## EXCERPTED TEXT
--------------------------------------------------

The name of the jar file in the script,
hadoop-streaming-2.6.0-cdh5.4.0.jar, is specific for the CDH release I am using; the rest of the code is common and can be re-used with other versions as well.
The OUT output folder on HDFS will be created automatically by Hadoop. If you already have this folder on HDFS, the script will throw an exception. In order to proceed, delete the folder using this command:
hadoop fs -rm -r -skipTrash OUT
The cat tool will act as a mapper by fetching your input files in chunks (64 or 128M in size, depending on your HDFS configuration); wc –w will act as a reducer, performing the word count operation. The mapper, in our case, will not emit the key/value pairs (word,1), rather, it will send the whole slice of the input files to wc.
- Make streamingCatWc.sh executable:
chmod u+x streamingCatWc.sh
- Run the script:
The big cogs of the MapReduce machinery will start slowly turning showing you the progress of your job on console. After a short while, you should see the success message:
… mapreduce.Job: Job job_
… streaming.StreamJob: Output directory: OUT
The processing results are placed in the OUT folder stored as a bunch of files named part-[part sequence number starting from 00000]: part-00000, part-00001, etc.
You can use this command to view the results on console:
hadoop fs -cat OUT/part-* | less
By the way, with a trivial code modification you can use the above script to find the number of lines in the input files. This task is left as an exercise for the reader. Just don’t forget to delete the OUT HDFS folder before you re-run the script!

--------------------------------------------------

## STATED GOAL 1
Transcribe the part of the Hadoop streaming text starting at "- Make streamingCatWc.sh" and ending at "re-run the script!".
The Hadoop streaming text and the listing are unrelated to each other.

--------------------------------------------------

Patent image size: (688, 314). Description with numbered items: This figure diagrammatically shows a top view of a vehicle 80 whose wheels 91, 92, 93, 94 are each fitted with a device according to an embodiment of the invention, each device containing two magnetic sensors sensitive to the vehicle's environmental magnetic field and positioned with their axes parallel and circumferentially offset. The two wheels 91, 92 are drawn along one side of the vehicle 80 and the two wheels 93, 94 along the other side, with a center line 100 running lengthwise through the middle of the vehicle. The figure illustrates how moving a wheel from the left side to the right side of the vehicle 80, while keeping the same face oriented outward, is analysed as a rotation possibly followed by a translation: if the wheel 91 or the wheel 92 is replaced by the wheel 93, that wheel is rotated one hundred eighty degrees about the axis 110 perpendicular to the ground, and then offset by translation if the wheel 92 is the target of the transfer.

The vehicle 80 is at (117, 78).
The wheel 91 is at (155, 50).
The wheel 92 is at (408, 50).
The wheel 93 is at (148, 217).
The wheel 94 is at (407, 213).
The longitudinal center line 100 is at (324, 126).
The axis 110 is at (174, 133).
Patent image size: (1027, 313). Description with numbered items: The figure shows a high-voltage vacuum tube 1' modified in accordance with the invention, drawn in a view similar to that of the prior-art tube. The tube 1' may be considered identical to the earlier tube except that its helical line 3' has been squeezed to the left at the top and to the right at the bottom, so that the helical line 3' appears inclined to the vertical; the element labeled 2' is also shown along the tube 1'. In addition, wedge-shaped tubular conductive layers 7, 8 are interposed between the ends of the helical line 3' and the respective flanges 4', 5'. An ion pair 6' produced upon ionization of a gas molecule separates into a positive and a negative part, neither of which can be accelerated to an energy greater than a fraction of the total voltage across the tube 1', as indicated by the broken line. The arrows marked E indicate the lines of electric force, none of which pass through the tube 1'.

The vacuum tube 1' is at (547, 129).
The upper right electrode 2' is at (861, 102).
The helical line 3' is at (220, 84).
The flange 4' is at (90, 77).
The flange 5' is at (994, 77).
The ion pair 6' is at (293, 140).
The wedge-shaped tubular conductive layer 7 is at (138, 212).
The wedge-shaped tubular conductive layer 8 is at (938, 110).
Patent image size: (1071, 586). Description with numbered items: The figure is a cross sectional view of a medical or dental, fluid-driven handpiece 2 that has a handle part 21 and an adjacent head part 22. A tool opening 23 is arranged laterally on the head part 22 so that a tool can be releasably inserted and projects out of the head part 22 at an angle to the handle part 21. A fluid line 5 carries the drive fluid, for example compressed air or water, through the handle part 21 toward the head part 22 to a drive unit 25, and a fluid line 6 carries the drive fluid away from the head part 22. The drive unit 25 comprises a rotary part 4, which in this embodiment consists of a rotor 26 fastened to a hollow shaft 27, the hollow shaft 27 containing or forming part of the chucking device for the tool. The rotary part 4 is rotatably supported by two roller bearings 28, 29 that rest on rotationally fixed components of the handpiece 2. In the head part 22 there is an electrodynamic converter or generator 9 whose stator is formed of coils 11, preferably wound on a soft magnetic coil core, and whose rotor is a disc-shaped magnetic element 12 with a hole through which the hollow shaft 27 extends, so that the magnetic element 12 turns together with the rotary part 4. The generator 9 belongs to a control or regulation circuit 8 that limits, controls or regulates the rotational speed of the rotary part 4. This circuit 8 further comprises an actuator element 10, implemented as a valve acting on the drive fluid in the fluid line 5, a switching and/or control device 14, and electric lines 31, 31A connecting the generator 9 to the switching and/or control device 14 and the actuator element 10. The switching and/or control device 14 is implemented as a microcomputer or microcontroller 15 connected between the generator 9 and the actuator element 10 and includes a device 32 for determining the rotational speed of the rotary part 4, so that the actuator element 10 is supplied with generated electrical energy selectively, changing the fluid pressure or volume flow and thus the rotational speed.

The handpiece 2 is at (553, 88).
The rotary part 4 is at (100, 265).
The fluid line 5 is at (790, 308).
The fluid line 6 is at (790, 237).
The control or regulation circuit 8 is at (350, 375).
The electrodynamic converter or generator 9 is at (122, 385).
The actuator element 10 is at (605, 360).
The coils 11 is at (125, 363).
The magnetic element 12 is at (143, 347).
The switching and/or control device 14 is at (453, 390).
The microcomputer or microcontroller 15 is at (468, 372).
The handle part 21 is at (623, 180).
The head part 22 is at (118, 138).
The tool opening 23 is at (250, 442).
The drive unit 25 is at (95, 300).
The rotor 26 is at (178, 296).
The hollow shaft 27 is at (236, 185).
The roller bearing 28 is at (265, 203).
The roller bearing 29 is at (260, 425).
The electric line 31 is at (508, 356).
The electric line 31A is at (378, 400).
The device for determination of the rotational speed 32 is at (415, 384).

--------------------------------------------------

## STATED GOAL 2
Repeat the listing word for word, starting at its first line and ending with the line that contains "The wheel 91 is at (155, 50).".

## OUTPUT 1
- Make streamingCatWc.sh executable:
chmod u+x streamingCatWc.sh
- Run the script:
The big cogs of the MapReduce machinery will start slowly turning showing you the progress of your job on console. After a short while, you should see the success message:
… mapreduce.Job: Job job_
… streaming.StreamJob: Output directory: OUT
The processing results are placed in the OUT folder stored as a bunch of files named part-[part sequence number starting from 00000]: part-00000, part-00001, etc.
You can use this command to view the results on console:
hadoop fs -cat OUT/part-* | less
By the way, with a trivial code modification you can use the above script to find the number of lines in the input files. This task is left as an exercise for the reader. Just don’t forget to delete the OUT HDFS folder before you re-run the script!

## OUTPUT 2
Patent image size: (688, 314). Description with numbered items: This figure diagrammatically shows a top view of a vehicle 80 whose wheels 91, 92, 93, 94 are each fitted with a device according to an embodiment of the invention, each device containing two magnetic sensors sensitive to the vehicle's environmental magnetic field and positioned with their axes parallel and circumferentially offset. The two wheels 91, 92 are drawn along one side of the vehicle 80 and the two wheels 93, 94 along the other side, with a center line 100 running lengthwise through the middle of the vehicle. The figure illustrates how moving a wheel from the left side to the right side of the vehicle 80, while keeping the same face oriented outward, is analysed as a rotation possibly followed by a translation: if the wheel 91 or the wheel 92 is replaced by the wheel 93, that wheel is rotated one hundred eighty degrees about the axis 110 perpendicular to the ground, and then offset by translation if the wheel 92 is the target of the transfer.

The vehicle 80 is at (117, 78).
The wheel 91 is at (155, 50).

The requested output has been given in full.